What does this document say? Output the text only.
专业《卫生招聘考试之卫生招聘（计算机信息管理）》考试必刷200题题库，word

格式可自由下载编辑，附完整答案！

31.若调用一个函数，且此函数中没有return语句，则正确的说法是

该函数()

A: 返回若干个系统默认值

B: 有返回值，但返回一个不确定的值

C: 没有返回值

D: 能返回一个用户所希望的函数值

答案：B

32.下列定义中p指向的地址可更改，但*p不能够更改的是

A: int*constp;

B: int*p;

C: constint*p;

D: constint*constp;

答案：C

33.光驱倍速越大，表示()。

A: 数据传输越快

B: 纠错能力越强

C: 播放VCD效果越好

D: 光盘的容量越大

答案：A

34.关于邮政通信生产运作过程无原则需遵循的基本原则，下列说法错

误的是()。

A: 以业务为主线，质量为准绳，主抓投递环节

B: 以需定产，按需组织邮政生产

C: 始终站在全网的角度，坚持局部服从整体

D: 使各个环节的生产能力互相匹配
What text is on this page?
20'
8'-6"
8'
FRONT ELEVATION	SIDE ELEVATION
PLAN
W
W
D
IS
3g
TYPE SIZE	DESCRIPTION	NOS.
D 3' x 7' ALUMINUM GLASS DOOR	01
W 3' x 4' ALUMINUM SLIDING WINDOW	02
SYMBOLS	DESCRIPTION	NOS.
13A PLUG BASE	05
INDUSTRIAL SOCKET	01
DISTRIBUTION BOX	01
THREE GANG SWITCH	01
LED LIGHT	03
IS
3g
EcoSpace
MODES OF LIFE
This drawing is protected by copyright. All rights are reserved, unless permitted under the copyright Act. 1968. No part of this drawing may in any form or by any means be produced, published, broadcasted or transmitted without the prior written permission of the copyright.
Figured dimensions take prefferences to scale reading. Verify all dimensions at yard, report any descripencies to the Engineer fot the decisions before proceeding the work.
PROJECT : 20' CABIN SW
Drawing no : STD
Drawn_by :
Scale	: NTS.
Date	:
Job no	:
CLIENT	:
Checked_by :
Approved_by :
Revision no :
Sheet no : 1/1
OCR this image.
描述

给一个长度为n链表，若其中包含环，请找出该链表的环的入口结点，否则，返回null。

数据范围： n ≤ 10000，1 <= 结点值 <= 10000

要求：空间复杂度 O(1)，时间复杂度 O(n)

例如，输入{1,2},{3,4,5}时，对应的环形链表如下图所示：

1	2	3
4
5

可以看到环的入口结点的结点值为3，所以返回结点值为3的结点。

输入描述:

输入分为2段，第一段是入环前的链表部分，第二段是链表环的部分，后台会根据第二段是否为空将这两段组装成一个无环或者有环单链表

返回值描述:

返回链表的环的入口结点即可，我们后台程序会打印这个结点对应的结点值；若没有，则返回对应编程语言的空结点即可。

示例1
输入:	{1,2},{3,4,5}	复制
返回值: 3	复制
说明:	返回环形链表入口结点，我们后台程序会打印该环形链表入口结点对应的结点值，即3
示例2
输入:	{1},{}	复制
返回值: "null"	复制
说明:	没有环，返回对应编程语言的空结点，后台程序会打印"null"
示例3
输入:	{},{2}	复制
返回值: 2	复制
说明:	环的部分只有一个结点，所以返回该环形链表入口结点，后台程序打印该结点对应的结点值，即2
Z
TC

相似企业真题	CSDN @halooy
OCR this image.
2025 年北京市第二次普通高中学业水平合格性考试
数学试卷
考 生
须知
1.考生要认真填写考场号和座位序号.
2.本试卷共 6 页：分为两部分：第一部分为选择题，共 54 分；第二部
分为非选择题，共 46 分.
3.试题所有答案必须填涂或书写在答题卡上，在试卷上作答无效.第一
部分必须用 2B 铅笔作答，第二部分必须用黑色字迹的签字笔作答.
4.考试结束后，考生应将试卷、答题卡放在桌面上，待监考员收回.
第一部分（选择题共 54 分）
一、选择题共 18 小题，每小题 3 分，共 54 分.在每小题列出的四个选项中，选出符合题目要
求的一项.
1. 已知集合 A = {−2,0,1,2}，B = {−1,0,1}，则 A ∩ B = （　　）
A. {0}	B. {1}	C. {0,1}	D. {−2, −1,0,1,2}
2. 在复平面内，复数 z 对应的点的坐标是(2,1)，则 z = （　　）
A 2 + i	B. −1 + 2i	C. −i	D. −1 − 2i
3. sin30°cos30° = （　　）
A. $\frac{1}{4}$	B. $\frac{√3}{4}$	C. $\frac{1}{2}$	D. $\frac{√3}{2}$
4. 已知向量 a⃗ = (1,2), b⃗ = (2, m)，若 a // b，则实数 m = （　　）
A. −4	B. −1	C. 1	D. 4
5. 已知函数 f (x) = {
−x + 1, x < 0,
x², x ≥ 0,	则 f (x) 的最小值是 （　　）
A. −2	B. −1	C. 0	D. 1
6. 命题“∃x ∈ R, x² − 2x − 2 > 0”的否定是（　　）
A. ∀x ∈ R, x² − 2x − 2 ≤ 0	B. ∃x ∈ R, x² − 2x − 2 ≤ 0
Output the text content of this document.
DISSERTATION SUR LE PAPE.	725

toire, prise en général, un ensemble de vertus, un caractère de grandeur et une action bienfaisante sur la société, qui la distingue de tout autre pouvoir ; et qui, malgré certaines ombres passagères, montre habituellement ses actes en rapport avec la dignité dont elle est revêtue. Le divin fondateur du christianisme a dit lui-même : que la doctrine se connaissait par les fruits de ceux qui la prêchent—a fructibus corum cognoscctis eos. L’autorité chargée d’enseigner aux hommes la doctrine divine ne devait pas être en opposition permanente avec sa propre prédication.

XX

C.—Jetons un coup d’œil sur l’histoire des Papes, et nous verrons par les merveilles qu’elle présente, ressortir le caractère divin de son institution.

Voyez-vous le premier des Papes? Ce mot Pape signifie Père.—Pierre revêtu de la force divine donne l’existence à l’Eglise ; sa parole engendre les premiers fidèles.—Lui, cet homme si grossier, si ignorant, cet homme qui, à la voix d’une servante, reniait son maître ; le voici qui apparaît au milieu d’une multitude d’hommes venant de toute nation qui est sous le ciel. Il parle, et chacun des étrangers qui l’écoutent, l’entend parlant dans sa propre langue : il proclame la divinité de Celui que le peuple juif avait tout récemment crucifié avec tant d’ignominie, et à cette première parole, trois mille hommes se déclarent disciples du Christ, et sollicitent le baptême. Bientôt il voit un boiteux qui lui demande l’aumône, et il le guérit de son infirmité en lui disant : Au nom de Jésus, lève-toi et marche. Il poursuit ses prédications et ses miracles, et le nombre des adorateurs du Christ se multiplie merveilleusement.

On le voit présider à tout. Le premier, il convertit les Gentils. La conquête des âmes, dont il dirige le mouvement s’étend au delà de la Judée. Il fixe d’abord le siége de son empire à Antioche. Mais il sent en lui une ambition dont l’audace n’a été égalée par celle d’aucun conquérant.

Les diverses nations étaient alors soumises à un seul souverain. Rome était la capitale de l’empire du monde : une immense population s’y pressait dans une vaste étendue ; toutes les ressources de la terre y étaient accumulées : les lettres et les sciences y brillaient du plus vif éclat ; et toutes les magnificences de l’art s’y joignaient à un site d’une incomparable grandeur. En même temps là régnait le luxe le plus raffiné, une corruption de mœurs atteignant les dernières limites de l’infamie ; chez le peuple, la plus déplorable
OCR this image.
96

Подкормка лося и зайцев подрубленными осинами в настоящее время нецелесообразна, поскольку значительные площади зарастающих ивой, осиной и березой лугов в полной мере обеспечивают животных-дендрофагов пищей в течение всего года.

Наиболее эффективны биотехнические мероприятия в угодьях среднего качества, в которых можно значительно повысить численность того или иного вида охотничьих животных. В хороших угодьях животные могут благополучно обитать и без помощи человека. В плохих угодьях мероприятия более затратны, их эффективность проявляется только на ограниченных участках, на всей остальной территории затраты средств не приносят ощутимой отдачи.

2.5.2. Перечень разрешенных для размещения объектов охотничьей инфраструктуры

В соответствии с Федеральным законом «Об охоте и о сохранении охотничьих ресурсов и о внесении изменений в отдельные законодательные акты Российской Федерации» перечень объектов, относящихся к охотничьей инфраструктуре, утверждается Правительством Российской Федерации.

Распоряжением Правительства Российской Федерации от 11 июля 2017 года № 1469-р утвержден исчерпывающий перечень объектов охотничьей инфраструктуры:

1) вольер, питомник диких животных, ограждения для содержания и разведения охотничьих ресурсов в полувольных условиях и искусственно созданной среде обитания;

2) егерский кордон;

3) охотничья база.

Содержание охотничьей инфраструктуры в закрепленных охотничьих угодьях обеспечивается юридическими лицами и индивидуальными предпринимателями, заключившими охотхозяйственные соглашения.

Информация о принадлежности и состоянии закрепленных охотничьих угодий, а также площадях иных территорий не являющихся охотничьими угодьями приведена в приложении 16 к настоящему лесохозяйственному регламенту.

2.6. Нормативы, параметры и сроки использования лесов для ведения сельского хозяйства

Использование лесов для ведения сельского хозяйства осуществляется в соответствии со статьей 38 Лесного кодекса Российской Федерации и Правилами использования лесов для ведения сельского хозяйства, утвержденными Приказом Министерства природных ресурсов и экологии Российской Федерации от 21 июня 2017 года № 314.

--

* [PROBLEM TO WORK ON]: Copy out each line of the entries that holds "this".

* [RIGHT ANSWER]:
What does this document say? Output the text only.
What text is on this page?
This drawing is protected by copyright. All rights are reserved, unless permitted under the copyright Act. 1968. No part of this drawing may in any form or by any means be produced, published, broadcasted or transmitted without the prior written permission of the copyright.
OCR this image.
OCR this image.
Output the text content of this document.
OCR this image.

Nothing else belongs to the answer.